* [WHAT IS BEING ASKED] Rewrite every line of the entries below as a Markdown table with two columns, "Row" for the row number and "Line" for the line itself, and leave out any blank lines.

* [DATA LINES]
=====
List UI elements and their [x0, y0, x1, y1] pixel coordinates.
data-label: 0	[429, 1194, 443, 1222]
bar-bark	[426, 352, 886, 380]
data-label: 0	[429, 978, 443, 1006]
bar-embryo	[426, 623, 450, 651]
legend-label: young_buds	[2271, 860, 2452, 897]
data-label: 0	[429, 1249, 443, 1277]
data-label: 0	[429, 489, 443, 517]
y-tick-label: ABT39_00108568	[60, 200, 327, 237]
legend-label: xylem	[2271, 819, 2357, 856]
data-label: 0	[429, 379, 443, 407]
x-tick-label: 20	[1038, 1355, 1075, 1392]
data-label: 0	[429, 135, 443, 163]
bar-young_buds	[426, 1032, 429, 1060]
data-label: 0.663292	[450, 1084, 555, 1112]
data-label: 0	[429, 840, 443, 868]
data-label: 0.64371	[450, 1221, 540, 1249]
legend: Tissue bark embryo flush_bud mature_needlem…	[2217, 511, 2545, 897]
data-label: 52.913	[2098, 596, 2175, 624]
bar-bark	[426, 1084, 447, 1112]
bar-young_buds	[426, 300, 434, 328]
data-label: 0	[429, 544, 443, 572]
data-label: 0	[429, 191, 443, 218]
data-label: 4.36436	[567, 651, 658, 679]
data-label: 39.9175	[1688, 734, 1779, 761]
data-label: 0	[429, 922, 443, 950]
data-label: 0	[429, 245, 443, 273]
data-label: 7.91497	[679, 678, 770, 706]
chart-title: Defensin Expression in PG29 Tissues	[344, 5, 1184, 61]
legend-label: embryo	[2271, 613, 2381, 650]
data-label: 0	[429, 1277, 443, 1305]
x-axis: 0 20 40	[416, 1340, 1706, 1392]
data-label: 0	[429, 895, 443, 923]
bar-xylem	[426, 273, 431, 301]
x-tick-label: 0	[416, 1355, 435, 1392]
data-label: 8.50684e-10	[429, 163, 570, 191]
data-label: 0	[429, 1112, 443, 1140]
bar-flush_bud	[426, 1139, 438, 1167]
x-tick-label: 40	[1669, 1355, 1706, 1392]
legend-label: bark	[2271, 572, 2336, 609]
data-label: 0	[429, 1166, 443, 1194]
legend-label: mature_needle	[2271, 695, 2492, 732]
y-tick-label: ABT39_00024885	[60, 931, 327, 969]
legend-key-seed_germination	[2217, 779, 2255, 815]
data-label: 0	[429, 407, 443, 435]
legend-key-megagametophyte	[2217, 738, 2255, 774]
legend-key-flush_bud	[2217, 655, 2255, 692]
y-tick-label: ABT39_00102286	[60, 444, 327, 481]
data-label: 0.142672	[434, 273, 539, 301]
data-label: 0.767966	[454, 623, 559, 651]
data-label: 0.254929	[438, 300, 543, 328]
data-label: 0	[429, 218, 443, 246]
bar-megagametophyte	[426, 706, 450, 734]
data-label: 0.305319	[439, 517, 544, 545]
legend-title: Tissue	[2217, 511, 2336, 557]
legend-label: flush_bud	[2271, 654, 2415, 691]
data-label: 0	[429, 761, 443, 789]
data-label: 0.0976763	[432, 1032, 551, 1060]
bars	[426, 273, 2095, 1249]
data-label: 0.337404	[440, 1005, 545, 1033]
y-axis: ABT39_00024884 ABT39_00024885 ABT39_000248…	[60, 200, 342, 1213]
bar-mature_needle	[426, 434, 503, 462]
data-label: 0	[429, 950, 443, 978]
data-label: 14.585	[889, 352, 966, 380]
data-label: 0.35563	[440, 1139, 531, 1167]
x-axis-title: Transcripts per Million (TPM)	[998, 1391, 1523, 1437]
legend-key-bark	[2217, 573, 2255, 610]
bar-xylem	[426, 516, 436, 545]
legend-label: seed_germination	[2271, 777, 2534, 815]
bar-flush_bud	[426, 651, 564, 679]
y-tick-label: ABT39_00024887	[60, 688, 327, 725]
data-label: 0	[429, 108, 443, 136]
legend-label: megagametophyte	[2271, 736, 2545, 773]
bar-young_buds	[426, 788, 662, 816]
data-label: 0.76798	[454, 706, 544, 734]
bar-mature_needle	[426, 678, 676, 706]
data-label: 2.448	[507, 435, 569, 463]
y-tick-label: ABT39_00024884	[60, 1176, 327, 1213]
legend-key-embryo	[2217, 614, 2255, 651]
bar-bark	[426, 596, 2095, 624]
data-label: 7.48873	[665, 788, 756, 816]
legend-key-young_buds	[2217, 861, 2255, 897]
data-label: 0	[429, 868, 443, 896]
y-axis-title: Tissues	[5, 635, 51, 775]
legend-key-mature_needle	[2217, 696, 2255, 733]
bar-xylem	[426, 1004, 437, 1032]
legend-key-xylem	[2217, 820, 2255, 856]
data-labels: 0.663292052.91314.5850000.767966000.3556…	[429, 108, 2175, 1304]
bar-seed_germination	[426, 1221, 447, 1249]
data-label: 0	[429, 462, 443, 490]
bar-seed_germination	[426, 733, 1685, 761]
=====
* [ANSWER FOR THE TASK]
| Row | Line |
|---|---|
| 1 | List UI elements and their [x0, y0, x1, y1] pixel coordinates. |
| 2 | data-label: 0	[429, 1194, 443, 1222] |
| 3 | bar-bark	[426, 352, 886, 380] |
| 4 | data-label: 0	[429, 978, 443, 1006] |
| 5 | bar-embryo	[426, 623, 450, 651] |
| 6 | legend-label: young_buds	[2271, 860, 2452, 897] |
| 7 | data-label: 0	[429, 1249, 443, 1277] |
| 8 | data-label: 0	[429, 489, 443, 517] |
| 9 | y-tick-label: ABT39_00108568	[60, 200, 327, 237] |
| 10 | legend-label: xylem	[2271, 819, 2357, 856] |
| 11 | data-label: 0	[429, 379, 443, 407] |
| 12 | x-tick-label: 20	[1038, 1355, 1075, 1392] |
| 13 | data-label: 0	[429, 135, 443, 163] |
| 14 | bar-young_buds	[426, 1032, 429, 1060] |
| 15 | data-label: 0.663292	[450, 1084, 555, 1112] |
| 16 | data-label: 0	[429, 840, 443, 868] |
| 17 | data-label: 0.64371	[450, 1221, 540, 1249] |
| 18 | legend: Tissue bark embryo flush_bud mature_needlem…	[2217, 511, 2545, 897] |
| 19 | data-label: 52.913	[2098, 596, 2175, 624] |
| 20 | bar-bark	[426, 1084, 447, 1112] |
| 21 | bar-young_buds	[426, 300, 434, 328] |
| 22 | data-label: 0	[429, 544, 443, 572] |
| 23 | data-label: 0	[429, 191, 443, 218] |
| 24 | data-label: 4.36436	[567, 651, 658, 679] |
| 25 | data-label: 39.9175	[1688, 734, 1779, 761] |
| 26 | data-label: 0	[429, 922, 443, 950] |
| 27 | data-label: 0	[429, 245, 443, 273] |
| 28 | data-label: 7.91497	[679, 678, 770, 706] |
| 29 | chart-title: Defensin Expression in PG29 Tissues	[344, 5, 1184, 61] |
| 30 | legend-label: embryo	[2271, 613, 2381, 650] |
| 31 | data-label: 0	[429, 1277, 443, 1305] |
| 32 | x-axis: 0 20 40	[416, 1340, 1706, 1392] |
| 33 | data-label: 0	[429, 895, 443, 923] |
| 34 | bar-xylem	[426, 273, 431, 301] |
| 35 | x-tick-label: 0	[416, 1355, 435, 1392] |
| 36 | data-label: 8.50684e-10	[429, 163, 570, 191] |
| 37 | data-label: 0	[429, 1112, 443, 1140] |
| 38 | bar-flush_bud	[426, 1139, 438, 1167] |
| 39 | x-tick-label: 40	[1669, 1355, 1706, 1392] |
| 40 | legend-label: bark	[2271, 572, 2336, 609] |
| 41 | data-label: 0	[429, 1166, 443, 1194] |
| 42 | legend-label: mature_needle	[2271, 695, 2492, 732] |
| 43 | y-tick-label: ABT39_00024885	[60, 931, 327, 969] |
| 44 | legend-key-seed_germination	[2217, 779, 2255, 815] |
| 45 | data-label: 0	[429, 407, 443, 435] |
| 46 | legend-key-megagametophyte	[2217, 738, 2255, 774] |
| 47 | legend-key-flush_bud	[2217, 655, 2255, 692] |
| 48 | y-tick-label: ABT39_00102286	[60, 444, 327, 481] |
| 49 | data-label: 0.142672	[434, 273, 539, 301] |
| 50 | data-label: 0.767966	[454, 623, 559, 651] |
| 51 | data-label: 0.254929	[438, 300, 543, 328] |
| 52 | data-label: 0	[429, 218, 443, 246] |
| 53 | bar-megagametophyte	[426, 706, 450, 734] |
| 54 | data-label: 0.305319	[439, 517, 544, 545] |
| 55 | legend-title: Tissue	[2217, 511, 2336, 557] |
| 56 | legend-label: flush_bud	[2271, 654, 2415, 691] |
| 57 | data-label: 0	[429, 761, 443, 789] |
| 58 | data-label: 0.0976763	[432, 1032, 551, 1060] |
| 59 | bars	[426, 273, 2095, 1249] |
| 60 | data-label: 0.337404	[440, 1005, 545, 1033] |
| 61 | y-axis: ABT39_00024884 ABT39_00024885 ABT39_000248…	[60, 200, 342, 1213] |
| 62 | bar-mature_needle	[426, 434, 503, 462] |
| 63 | data-label: 0	[429, 950, 443, 978] |
| 64 | data-label: 14.585	[889, 352, 966, 380] |
| 65 | data-label: 0.35563	[440, 1139, 531, 1167] |
| 66 | x-axis-title: Transcripts per Million (TPM)	[998, 1391, 1523, 1437] |
| 67 | legend-key-bark	[2217, 573, 2255, 610] |
| 68 | bar-xylem	[426, 516, 436, 545] |
| 69 | legend-label: seed_germination	[2271, 777, 2534, 815] |
| 70 | bar-flush_bud	[426, 651, 564, 679] |
| 71 | y-tick-label: ABT39_00024887	[60, 688, 327, 725] |
| 72 | data-label: 0	[429, 108, 443, 136] |
| 73 | legend-label: megagametophyte	[2271, 736, 2545, 773] |
| 74 | bar-young_buds	[426, 788, 662, 816] |
| 75 | data-label: 0.76798	[454, 706, 544, 734] |
| 76 | bar-mature_needle	[426, 678, 676, 706] |
| 77 | data-label: 2.448	[507, 435, 569, 463] |
| 78 | y-tick-label: ABT39_00024884	[60, 1176, 327, 1213] |
| 79 | legend-key-embryo	[2217, 614, 2255, 651] |
| 80 | bar-bark	[426, 596, 2095, 624] |
| 81 | data-label: 7.48873	[665, 788, 756, 816] |
| 82 | legend-key-young_buds	[2217, 861, 2255, 897] |
| 83 | data-label: 0	[429, 868, 443, 896] |
| 84 | y-axis-title: Tissues	[5, 635, 51, 775] |
| 85 | legend-key-mature_needle	[2217, 696, 2255, 733] |
| 86 | bar-xylem	[426, 1004, 437, 1032] |
| 87 | legend-key-xylem	[2217, 820, 2255, 856] |
| 88 | data-labels: 0.663292052.91314.5850000.767966000.3556…	[429, 108, 2175, 1304] |
| 89 | bar-seed_germination	[426, 1221, 447, 1249] |
| 90 | data-label: 0	[429, 462, 443, 490] |
| 91 | bar-seed_germination	[426, 733, 1685, 761] |